__Goal of the exercise__
Copy out each line of the material in which the word "PROPORTION" appears.

(Figure contents as structured data)
___

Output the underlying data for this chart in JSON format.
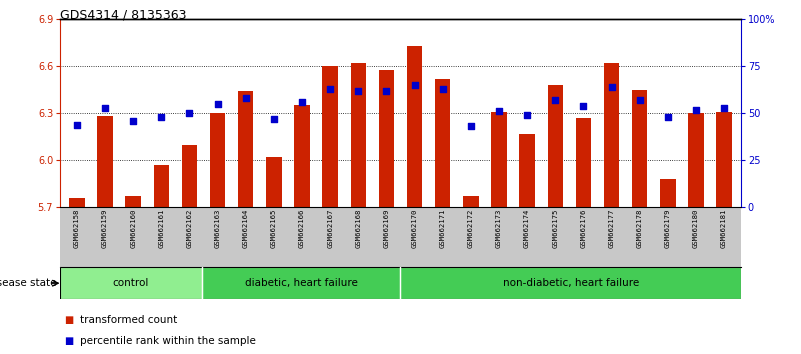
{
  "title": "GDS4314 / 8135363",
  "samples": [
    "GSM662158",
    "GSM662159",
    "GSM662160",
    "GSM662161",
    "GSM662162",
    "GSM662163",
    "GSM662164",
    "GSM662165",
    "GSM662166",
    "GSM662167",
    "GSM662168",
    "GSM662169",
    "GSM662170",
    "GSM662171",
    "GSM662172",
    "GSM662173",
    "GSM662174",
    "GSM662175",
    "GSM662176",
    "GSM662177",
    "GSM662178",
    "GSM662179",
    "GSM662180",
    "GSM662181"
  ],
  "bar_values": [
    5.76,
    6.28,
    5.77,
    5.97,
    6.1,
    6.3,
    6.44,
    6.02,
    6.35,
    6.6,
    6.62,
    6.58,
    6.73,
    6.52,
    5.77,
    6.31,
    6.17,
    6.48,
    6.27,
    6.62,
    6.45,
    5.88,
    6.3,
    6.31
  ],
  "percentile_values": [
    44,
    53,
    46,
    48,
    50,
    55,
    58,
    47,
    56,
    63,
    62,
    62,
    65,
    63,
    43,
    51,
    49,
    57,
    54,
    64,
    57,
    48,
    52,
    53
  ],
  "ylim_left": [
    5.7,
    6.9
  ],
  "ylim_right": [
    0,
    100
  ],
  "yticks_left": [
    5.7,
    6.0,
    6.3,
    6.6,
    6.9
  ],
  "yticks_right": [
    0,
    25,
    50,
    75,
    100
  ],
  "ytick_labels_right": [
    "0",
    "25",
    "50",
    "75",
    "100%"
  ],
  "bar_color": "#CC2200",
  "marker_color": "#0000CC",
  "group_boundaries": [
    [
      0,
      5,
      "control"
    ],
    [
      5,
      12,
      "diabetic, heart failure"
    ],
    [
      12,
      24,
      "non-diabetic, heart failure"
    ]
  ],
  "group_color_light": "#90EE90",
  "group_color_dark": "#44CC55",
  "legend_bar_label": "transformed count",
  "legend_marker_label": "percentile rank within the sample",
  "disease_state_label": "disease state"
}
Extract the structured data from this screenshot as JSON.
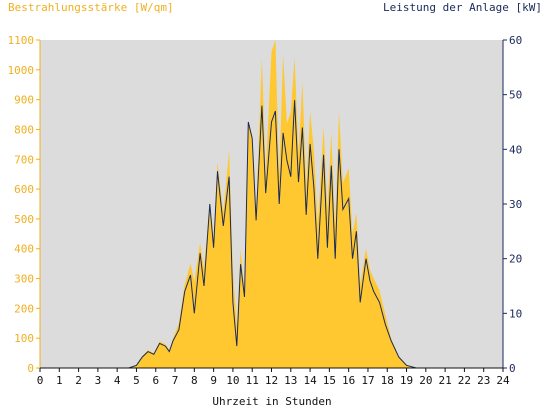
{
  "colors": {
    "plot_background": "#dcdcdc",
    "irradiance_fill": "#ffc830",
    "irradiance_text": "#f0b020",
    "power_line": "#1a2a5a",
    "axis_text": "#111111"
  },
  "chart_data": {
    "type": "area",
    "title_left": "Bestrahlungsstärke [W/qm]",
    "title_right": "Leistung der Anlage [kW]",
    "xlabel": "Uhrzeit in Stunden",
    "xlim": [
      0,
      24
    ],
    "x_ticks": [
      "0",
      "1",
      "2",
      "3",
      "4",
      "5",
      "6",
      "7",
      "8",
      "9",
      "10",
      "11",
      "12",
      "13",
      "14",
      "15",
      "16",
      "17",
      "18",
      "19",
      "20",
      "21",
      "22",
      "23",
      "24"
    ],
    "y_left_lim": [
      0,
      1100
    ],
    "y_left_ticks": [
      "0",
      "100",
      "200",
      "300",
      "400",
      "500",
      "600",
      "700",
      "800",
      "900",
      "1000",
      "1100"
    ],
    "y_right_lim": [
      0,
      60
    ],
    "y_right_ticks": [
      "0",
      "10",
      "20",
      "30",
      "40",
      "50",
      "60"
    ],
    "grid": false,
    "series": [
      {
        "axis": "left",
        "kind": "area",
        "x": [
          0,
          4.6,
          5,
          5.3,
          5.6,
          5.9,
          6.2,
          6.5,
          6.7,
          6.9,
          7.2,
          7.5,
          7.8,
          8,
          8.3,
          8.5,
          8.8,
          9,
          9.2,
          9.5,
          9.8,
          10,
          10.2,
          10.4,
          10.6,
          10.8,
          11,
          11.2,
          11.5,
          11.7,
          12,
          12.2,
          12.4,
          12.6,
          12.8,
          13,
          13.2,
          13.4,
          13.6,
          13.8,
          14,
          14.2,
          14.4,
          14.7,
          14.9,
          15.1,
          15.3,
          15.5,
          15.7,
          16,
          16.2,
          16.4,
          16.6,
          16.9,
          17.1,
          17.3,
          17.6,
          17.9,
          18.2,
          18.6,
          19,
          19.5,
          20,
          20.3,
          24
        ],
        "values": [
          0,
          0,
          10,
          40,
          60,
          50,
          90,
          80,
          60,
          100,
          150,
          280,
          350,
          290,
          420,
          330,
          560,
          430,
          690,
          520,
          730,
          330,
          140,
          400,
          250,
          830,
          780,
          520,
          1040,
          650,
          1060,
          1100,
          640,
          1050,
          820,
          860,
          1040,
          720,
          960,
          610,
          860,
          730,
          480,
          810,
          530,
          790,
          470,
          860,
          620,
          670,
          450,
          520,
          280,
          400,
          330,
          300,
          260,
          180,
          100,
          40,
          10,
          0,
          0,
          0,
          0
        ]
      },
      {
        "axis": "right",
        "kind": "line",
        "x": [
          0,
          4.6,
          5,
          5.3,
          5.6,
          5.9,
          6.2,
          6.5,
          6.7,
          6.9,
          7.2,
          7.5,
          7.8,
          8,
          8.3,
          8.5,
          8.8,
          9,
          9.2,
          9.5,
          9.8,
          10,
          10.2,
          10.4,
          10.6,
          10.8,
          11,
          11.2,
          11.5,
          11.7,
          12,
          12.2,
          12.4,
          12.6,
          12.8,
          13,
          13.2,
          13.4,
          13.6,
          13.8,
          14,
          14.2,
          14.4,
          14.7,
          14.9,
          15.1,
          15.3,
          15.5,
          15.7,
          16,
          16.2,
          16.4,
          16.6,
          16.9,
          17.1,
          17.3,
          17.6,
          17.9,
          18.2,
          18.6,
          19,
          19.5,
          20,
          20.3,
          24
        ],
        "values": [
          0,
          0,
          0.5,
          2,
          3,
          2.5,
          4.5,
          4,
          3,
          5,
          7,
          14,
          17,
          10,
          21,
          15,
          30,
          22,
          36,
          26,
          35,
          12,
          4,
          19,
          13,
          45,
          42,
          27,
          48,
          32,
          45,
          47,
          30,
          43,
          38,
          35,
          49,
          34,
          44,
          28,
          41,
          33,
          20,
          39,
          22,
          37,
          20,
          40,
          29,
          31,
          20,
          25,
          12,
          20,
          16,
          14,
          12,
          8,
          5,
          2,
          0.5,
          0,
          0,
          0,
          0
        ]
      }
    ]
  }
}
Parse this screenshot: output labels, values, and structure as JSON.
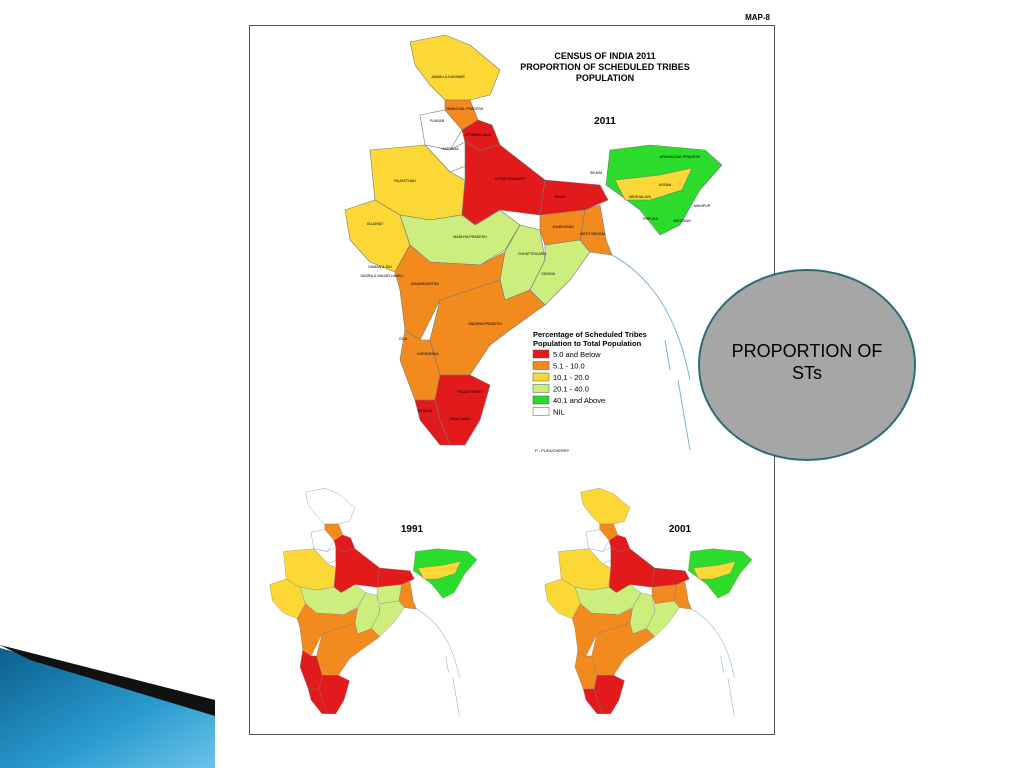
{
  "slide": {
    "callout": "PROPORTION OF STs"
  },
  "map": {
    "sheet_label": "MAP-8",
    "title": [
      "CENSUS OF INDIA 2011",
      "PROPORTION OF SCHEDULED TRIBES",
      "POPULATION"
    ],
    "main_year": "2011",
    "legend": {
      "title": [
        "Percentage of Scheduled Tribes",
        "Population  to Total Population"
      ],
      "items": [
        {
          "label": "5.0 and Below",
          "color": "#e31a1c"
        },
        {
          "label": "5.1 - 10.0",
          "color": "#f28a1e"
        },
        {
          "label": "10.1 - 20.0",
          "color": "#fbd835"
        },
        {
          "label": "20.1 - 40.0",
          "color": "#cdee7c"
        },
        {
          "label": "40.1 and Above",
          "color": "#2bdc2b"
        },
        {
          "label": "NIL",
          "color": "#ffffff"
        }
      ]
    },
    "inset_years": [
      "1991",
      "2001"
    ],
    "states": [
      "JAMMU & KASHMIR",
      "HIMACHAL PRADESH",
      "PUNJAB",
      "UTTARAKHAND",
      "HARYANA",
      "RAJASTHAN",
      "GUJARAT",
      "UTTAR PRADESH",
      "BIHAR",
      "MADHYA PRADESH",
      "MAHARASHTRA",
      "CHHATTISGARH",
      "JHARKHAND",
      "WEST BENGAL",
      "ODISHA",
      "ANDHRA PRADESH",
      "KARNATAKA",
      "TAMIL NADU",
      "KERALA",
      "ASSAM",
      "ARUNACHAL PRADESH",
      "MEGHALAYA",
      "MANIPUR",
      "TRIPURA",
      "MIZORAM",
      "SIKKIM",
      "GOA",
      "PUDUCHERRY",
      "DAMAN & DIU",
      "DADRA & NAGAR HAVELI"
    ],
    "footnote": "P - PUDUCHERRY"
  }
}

___

__Reply to the exercise__
    "callout": "PROPORTION OF STs"
      "PROPORTION OF SCHEDULED TRIBES",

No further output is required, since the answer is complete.